**REQUIRED WORK:**
From the entries below, copy every line where the string "金星凌日" appears.

**AVAILABLE RECORDS:**
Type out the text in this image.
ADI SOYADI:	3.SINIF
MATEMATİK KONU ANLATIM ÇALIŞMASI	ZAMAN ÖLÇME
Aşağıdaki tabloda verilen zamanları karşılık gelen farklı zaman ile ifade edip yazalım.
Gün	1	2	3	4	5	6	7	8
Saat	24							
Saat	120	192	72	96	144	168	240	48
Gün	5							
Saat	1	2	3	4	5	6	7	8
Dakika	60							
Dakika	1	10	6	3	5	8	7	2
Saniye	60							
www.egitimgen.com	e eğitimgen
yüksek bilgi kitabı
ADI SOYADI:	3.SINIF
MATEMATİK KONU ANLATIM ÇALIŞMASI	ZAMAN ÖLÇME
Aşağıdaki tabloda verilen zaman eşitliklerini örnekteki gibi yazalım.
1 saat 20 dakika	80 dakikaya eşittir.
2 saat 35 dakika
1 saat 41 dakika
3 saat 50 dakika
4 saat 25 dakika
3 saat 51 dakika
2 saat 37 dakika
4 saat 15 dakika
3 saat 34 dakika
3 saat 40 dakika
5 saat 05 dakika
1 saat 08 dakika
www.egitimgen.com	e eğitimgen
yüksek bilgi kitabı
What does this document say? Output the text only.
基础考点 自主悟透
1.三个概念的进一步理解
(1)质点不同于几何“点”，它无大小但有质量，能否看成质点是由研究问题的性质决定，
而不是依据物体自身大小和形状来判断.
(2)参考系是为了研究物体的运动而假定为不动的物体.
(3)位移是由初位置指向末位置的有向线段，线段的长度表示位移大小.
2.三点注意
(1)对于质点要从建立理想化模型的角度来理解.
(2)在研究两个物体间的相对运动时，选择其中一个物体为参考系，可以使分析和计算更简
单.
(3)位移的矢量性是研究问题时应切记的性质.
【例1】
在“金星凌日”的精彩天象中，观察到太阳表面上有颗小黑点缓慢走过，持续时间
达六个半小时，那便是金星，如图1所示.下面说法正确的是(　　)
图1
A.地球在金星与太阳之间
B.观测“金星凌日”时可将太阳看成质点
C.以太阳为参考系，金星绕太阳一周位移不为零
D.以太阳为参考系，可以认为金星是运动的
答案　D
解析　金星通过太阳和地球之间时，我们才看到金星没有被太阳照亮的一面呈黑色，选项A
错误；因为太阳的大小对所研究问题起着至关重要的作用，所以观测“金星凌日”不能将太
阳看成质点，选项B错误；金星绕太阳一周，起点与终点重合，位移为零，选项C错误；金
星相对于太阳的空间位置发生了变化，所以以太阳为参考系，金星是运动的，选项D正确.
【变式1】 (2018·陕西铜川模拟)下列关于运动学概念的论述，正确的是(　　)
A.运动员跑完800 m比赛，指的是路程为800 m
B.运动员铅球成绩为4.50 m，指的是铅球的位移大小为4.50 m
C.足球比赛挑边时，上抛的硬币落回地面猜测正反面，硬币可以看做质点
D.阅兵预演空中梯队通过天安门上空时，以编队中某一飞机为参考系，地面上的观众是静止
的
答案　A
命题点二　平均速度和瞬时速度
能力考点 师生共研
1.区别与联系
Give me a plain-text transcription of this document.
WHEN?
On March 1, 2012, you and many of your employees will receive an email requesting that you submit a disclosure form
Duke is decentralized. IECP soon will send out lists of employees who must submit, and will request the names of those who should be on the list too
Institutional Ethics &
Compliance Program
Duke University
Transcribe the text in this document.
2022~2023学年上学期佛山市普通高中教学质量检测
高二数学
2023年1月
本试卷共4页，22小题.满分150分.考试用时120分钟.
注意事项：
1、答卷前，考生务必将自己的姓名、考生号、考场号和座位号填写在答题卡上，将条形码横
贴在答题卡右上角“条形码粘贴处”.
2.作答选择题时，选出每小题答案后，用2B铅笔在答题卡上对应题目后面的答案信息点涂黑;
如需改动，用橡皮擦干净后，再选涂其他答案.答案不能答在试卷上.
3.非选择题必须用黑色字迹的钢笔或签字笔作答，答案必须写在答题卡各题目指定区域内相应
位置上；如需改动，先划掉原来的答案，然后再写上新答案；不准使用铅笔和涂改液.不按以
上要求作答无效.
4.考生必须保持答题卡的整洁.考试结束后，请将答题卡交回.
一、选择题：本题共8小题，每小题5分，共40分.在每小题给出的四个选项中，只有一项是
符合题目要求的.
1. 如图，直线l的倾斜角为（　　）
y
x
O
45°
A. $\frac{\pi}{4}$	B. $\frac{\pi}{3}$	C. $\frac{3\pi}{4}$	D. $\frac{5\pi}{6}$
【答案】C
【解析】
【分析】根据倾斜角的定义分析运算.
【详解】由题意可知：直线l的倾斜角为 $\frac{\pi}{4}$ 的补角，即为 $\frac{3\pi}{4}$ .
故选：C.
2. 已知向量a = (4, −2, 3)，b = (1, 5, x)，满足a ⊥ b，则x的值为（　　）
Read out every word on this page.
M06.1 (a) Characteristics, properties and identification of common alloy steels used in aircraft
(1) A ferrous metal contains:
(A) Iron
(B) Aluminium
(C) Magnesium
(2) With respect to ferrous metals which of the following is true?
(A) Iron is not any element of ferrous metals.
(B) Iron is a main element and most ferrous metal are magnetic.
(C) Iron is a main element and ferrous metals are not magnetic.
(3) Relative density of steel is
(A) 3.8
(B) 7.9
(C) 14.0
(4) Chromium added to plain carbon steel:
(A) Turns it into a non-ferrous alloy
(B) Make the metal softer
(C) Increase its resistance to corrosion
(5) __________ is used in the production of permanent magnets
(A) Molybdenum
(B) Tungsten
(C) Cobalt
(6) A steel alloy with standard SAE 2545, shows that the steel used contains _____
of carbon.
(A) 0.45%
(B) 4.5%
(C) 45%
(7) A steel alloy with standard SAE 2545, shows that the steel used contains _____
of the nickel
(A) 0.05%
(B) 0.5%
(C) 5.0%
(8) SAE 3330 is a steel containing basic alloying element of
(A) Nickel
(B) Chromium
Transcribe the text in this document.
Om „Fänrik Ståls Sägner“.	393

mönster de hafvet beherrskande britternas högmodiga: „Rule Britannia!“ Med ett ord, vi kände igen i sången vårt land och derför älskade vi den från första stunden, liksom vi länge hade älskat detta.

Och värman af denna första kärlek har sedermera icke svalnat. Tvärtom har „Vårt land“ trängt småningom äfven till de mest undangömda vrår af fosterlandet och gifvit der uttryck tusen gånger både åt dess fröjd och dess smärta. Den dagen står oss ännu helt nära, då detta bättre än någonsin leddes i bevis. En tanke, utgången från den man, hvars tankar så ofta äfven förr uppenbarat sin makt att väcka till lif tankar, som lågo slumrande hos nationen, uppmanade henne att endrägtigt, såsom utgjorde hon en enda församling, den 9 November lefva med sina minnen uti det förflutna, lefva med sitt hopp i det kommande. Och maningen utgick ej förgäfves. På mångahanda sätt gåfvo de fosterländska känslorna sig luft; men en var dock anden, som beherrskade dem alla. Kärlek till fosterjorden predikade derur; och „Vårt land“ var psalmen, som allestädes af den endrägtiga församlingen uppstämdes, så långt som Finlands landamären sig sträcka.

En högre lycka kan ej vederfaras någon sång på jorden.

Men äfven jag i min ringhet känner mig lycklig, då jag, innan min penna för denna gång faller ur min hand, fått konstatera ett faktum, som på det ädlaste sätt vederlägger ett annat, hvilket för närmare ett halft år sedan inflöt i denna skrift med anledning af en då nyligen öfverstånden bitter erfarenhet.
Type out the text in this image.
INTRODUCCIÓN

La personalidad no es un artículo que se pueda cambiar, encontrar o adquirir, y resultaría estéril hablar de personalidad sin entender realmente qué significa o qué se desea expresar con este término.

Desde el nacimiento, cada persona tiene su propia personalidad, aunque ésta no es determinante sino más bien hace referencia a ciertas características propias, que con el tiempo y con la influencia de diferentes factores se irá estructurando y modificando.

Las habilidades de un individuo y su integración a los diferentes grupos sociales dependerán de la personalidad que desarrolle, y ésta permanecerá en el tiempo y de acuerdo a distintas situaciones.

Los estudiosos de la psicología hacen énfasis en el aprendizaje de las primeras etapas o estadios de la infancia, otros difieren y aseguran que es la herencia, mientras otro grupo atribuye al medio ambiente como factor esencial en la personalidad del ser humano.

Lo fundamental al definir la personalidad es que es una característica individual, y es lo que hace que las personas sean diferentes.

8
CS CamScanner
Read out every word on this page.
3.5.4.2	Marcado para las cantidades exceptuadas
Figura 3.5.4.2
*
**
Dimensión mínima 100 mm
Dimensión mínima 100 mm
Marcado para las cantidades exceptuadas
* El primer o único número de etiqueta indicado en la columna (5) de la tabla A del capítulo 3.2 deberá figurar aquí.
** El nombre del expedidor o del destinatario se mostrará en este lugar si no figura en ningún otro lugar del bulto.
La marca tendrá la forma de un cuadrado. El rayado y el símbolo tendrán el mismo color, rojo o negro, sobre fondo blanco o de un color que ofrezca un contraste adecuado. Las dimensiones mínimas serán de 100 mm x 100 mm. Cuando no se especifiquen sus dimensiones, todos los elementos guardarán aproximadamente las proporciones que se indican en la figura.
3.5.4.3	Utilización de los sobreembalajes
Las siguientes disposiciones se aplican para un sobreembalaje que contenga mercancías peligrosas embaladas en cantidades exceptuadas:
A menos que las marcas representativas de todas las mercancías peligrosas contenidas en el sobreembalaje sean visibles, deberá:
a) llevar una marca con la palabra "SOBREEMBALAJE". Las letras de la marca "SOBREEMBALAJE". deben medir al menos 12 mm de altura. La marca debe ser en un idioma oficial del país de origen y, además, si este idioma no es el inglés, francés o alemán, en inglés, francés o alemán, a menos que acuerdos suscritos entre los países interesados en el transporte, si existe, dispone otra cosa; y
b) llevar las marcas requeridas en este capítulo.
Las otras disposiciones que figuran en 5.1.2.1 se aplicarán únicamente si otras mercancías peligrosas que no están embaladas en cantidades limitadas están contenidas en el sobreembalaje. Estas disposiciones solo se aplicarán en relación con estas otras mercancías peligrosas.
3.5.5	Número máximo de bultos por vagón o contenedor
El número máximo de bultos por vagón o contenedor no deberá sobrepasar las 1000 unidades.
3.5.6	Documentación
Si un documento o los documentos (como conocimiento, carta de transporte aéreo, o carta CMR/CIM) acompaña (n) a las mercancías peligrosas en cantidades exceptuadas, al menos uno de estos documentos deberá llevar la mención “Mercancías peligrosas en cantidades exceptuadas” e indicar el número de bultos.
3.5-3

**EXERCISE RESULT:**
在“金星凌日”的精彩天象中，观察到太阳表面上有颗小黑点缓慢走过，持续时间
B.观测“金星凌日”时可将太阳看成质点
错误；因为太阳的大小对所研究问题起着至关重要的作用，所以观测“金星凌日”不能将太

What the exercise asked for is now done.